┌──
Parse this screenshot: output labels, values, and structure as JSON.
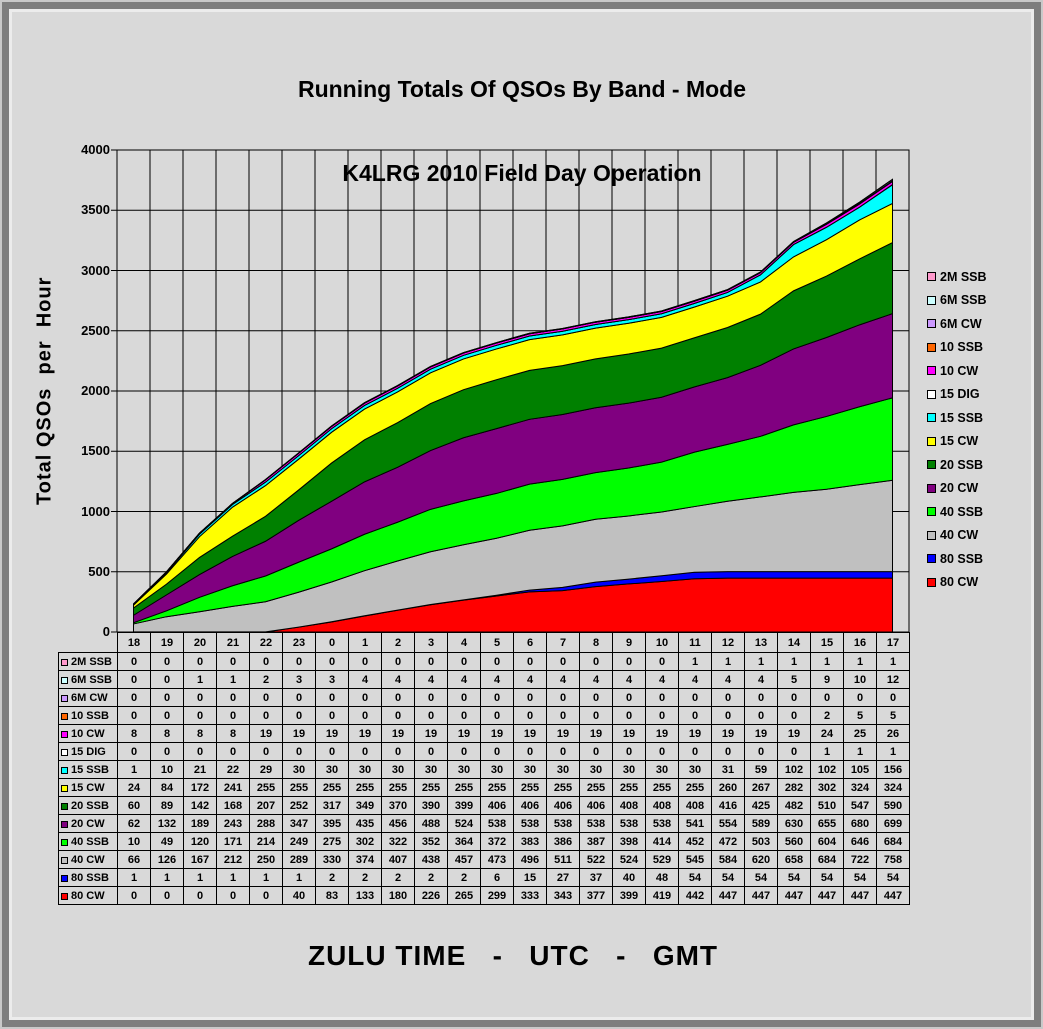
{
  "title": {
    "line1": "Running Totals Of QSOs By Band - Mode",
    "line2": "K4LRG 2010 Field Day Operation"
  },
  "y_axis": {
    "title": "Total QSOs  per  Hour"
  },
  "x_axis": {
    "title": "ZULU TIME   -   UTC   -   GMT"
  },
  "chart_data": {
    "type": "area",
    "stacked": true,
    "grid": true,
    "legend_position": "right",
    "ylim": [
      0,
      4000
    ],
    "y_ticks": [
      0,
      500,
      1000,
      1500,
      2000,
      2500,
      3000,
      3500,
      4000
    ],
    "x": [
      "18",
      "19",
      "20",
      "21",
      "22",
      "23",
      "0",
      "1",
      "2",
      "3",
      "4",
      "5",
      "6",
      "7",
      "8",
      "9",
      "10",
      "11",
      "12",
      "13",
      "14",
      "15",
      "16",
      "17"
    ],
    "series": [
      {
        "name": "2M SSB",
        "color": "#ff99cc",
        "values": [
          0,
          0,
          0,
          0,
          0,
          0,
          0,
          0,
          0,
          0,
          0,
          0,
          0,
          0,
          0,
          0,
          0,
          1,
          1,
          1,
          1,
          1,
          1,
          1
        ]
      },
      {
        "name": "6M SSB",
        "color": "#ccffff",
        "values": [
          0,
          0,
          1,
          1,
          2,
          3,
          3,
          4,
          4,
          4,
          4,
          4,
          4,
          4,
          4,
          4,
          4,
          4,
          4,
          4,
          5,
          9,
          10,
          12
        ]
      },
      {
        "name": "6M CW",
        "color": "#cc99ff",
        "values": [
          0,
          0,
          0,
          0,
          0,
          0,
          0,
          0,
          0,
          0,
          0,
          0,
          0,
          0,
          0,
          0,
          0,
          0,
          0,
          0,
          0,
          0,
          0,
          0
        ]
      },
      {
        "name": "10 SSB",
        "color": "#ff6600",
        "values": [
          0,
          0,
          0,
          0,
          0,
          0,
          0,
          0,
          0,
          0,
          0,
          0,
          0,
          0,
          0,
          0,
          0,
          0,
          0,
          0,
          0,
          2,
          5,
          5
        ]
      },
      {
        "name": "10 CW",
        "color": "#ff00ff",
        "values": [
          8,
          8,
          8,
          8,
          19,
          19,
          19,
          19,
          19,
          19,
          19,
          19,
          19,
          19,
          19,
          19,
          19,
          19,
          19,
          19,
          19,
          24,
          25,
          26
        ]
      },
      {
        "name": "15 DIG",
        "color": "#ffffff",
        "values": [
          0,
          0,
          0,
          0,
          0,
          0,
          0,
          0,
          0,
          0,
          0,
          0,
          0,
          0,
          0,
          0,
          0,
          0,
          0,
          0,
          0,
          1,
          1,
          1
        ]
      },
      {
        "name": "15 SSB",
        "color": "#00ffff",
        "values": [
          1,
          10,
          21,
          22,
          29,
          30,
          30,
          30,
          30,
          30,
          30,
          30,
          30,
          30,
          30,
          30,
          30,
          30,
          31,
          59,
          102,
          102,
          105,
          156
        ]
      },
      {
        "name": "15 CW",
        "color": "#ffff00",
        "values": [
          24,
          84,
          172,
          241,
          255,
          255,
          255,
          255,
          255,
          255,
          255,
          255,
          255,
          255,
          255,
          255,
          255,
          255,
          260,
          267,
          282,
          302,
          324,
          324
        ]
      },
      {
        "name": "20 SSB",
        "color": "#008000",
        "values": [
          60,
          89,
          142,
          168,
          207,
          252,
          317,
          349,
          370,
          390,
          399,
          406,
          406,
          406,
          406,
          408,
          408,
          408,
          416,
          425,
          482,
          510,
          547,
          590
        ]
      },
      {
        "name": "20 CW",
        "color": "#800080",
        "values": [
          62,
          132,
          189,
          243,
          288,
          347,
          395,
          435,
          456,
          488,
          524,
          538,
          538,
          538,
          538,
          538,
          538,
          541,
          554,
          589,
          630,
          655,
          680,
          699
        ]
      },
      {
        "name": "40 SSB",
        "color": "#00ff00",
        "values": [
          10,
          49,
          120,
          171,
          214,
          249,
          275,
          302,
          322,
          352,
          364,
          372,
          383,
          386,
          387,
          398,
          414,
          452,
          472,
          503,
          560,
          604,
          646,
          684
        ]
      },
      {
        "name": "40 CW",
        "color": "#c0c0c0",
        "values": [
          66,
          126,
          167,
          212,
          250,
          289,
          330,
          374,
          407,
          438,
          457,
          473,
          496,
          511,
          522,
          524,
          529,
          545,
          584,
          620,
          658,
          684,
          722,
          758
        ]
      },
      {
        "name": "80 SSB",
        "color": "#0000ff",
        "values": [
          1,
          1,
          1,
          1,
          1,
          1,
          2,
          2,
          2,
          2,
          2,
          6,
          15,
          27,
          37,
          40,
          48,
          54,
          54,
          54,
          54,
          54,
          54,
          54
        ]
      },
      {
        "name": "80 CW",
        "color": "#ff0000",
        "values": [
          0,
          0,
          0,
          0,
          0,
          40,
          83,
          133,
          180,
          226,
          265,
          299,
          333,
          343,
          377,
          399,
          419,
          442,
          447,
          447,
          447,
          447,
          447,
          447
        ]
      }
    ],
    "stack_order_bottom_to_top": [
      "80 CW",
      "80 SSB",
      "40 CW",
      "40 SSB",
      "20 CW",
      "20 SSB",
      "15 CW",
      "15 SSB",
      "15 DIG",
      "10 CW",
      "10 SSB",
      "6M CW",
      "6M SSB",
      "2M SSB"
    ]
  }
}
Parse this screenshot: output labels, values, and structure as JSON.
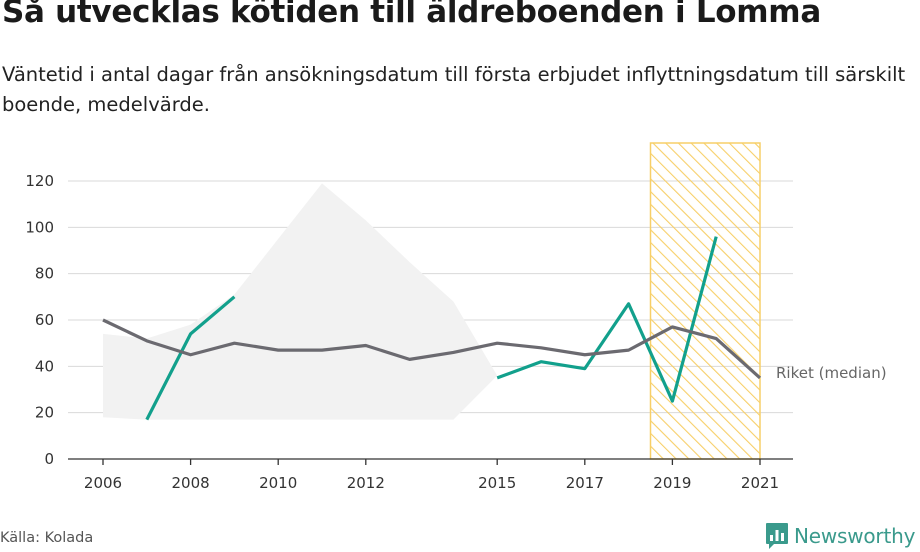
{
  "header": {
    "title": "Så utvecklas kötiden till äldreboenden i Lomma",
    "subtitle": "Väntetid i antal dagar från ansökningsdatum till första erbjudet inflyttningsdatum till särskilt boende, medelvärde."
  },
  "footer": {
    "source": "Källa: Kolada",
    "brand": "Newsworthy"
  },
  "colors": {
    "lomma": "#12a08c",
    "riket": "#6b6a70",
    "highlight": "#f7cf68",
    "grid": "#d9d9d9",
    "background_shape": "#f2f2f2"
  },
  "chart_data": {
    "type": "line",
    "x_ticks": [
      2006,
      2008,
      2010,
      2012,
      2015,
      2017,
      2019,
      2021
    ],
    "y_ticks": [
      0,
      20,
      40,
      60,
      80,
      100,
      120
    ],
    "xlim": [
      2006,
      2021
    ],
    "ylim": [
      0,
      120
    ],
    "grid": true,
    "highlight_range": [
      2018.5,
      2021
    ],
    "series": [
      {
        "key": "lomma",
        "x": [
          2007,
          2008,
          2009,
          2015,
          2016,
          2017,
          2018,
          2019,
          2020
        ],
        "y": [
          17,
          54,
          70,
          35,
          42,
          39,
          67,
          25,
          96
        ],
        "segments": [
          [
            2007,
            2008,
            2009
          ],
          [
            2015,
            2016,
            2017,
            2018,
            2019,
            2020
          ]
        ]
      },
      {
        "key": "riket",
        "name": "Riket (median)",
        "x": [
          2006,
          2007,
          2008,
          2009,
          2010,
          2011,
          2012,
          2013,
          2014,
          2015,
          2016,
          2017,
          2018,
          2019,
          2020,
          2021
        ],
        "y": [
          60,
          51,
          45,
          50,
          47,
          47,
          49,
          43,
          46,
          50,
          48,
          45,
          47,
          57,
          52,
          35
        ]
      }
    ],
    "background_range": {
      "x": [
        2006,
        2007,
        2008,
        2009,
        2010,
        2011,
        2012,
        2013,
        2014,
        2015
      ],
      "upper": [
        54,
        52,
        58,
        71,
        95,
        119,
        103,
        85,
        68,
        36
      ],
      "lower": [
        18,
        17,
        17,
        17,
        17,
        17,
        17,
        17,
        17,
        36
      ]
    }
  }
}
└──
* [THE REQUEST] Copy out every line from the data above that has "QSOs" in it.

* [CORRECT ANSWER]
    "line1": "Running Totals Of QSOs By Band - Mode",
    "title": "Total QSOs  per  Hour"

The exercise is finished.